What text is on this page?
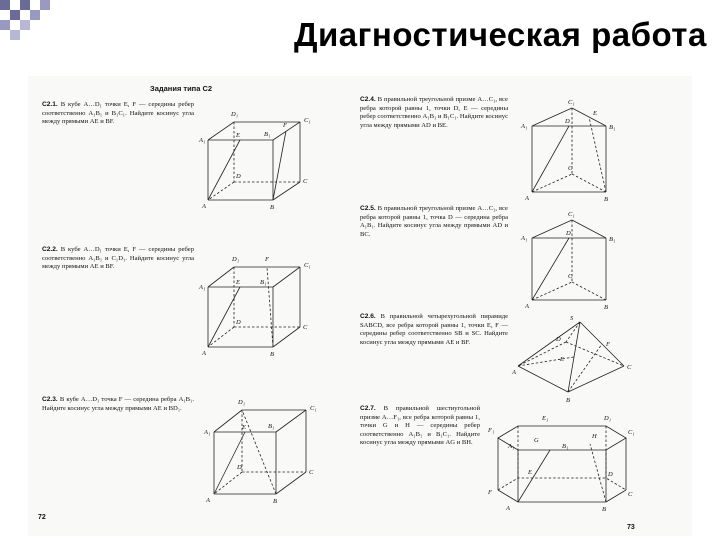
Диагностическая работа
Задания типа C2
C2.1. В кубе A…D₁ точки E, F — середины ребер соответственно A₁B₁ и B₁C₁. Найдите косинус угла между прямыми AE и BF.
D₁
C₁
A₁
E	B₁
F
D
C
A	B
C2.2. В кубе A…D₁ точки E, F — середины ребер соответственно A₁B₁ и C₁D₁. Найдите косинус угла между прямыми AE и BF.
D₁	F
C₁
A₁
E	B₁
D
C
A	B
C2.3. В кубе A…D₁ точка F — середина ребра A₁B₁. Найдите косинус угла между прямыми AE и BD₁.
D₁
C₁
A₁
E	B₁
D
C
A	B
C2.4. В правильной треугольной призме A…C₁, все ребра которой равны 1, точки D, E — середины ребер соответственно A₁B₁ и B₁C₁. Найдите косинус угла между прямыми AD и BE.
C₁
E
A₁
D
B₁
C
A	B
C2.5. В правильной треугольной призме A…C₁, все ребра которой равны 1, точка D — середина ребра A₁B₁. Найдите косинус угла между прямыми AD и BC.
C₁
D
A₁	B₁
C
A	B
C2.6. В правильной четырехугольной пирамиде SABCD, все ребра которой равны 1, точки E, F — середины ребер соответственно SB и SC. Найдите косинус угла между прямыми AE и BF.
S
E
F
D
C
A
B
C2.7. В правильной шестиугольной призме A…F₁, все ребра которой равны 1, точки G и H — середины ребер соответственно A₁B₁ и B₁C₁. Найдите косинус угла между прямыми AG и BH.
E₁	D₁
F₁
G
H
C₁
A₁	B₁
E	D
F	C
A	B
72
73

□ □ □ □ □

Requirement: The material above holds pictures; copy everything else in it exactly.

Exercise response:
What text is on this page?
Диагностическая работа
Задания типа C2
C2.1. В кубе A…D₁ точки E, F — середины ребер соответственно A₁B₁ и B₁C₁. Найдите косинус угла между прямыми AE и BF.
D₁
C₁
A₁
E	B₁
F
D
C
A	B
C2.2. В кубе A…D₁ точки E, F — середины ребер соответственно A₁B₁ и C₁D₁. Найдите косинус угла между прямыми AE и BF.
D₁	F
C₁
A₁
E	B₁
D
C
A	B
C2.3. В кубе A…D₁ точка F — середина ребра A₁B₁. Найдите косинус угла между прямыми AE и BD₁.
D₁
C₁
A₁
E	B₁
D
C
A	B
C2.4. В правильной треугольной призме A…C₁, все ребра которой равны 1, точки D, E — середины ребер соответственно A₁B₁ и B₁C₁. Найдите косинус угла между прямыми AD и BE.
C₁
E
A₁
D
B₁
C
A	B
C2.5. В правильной треугольной призме A…C₁, все ребра которой равны 1, точка D — середина ребра A₁B₁. Найдите косинус угла между прямыми AD и BC.
C₁
D
A₁	B₁
C
A	B
C2.6. В правильной четырехугольной пирамиде SABCD, все ребра которой равны 1, точки E, F — середины ребер соответственно SB и SC. Найдите косинус угла между прямыми AE и BF.
S
E
F
D
C
A
B
C2.7. В правильной шестиугольной призме A…F₁, все ребра которой равны 1, точки G и H — середины ребер соответственно A₁B₁ и B₁C₁. Найдите косинус угла между прямыми AG и BH.
E₁	D₁
F₁
G
H
C₁
A₁	B₁
E	D
F	C
A	B
72
73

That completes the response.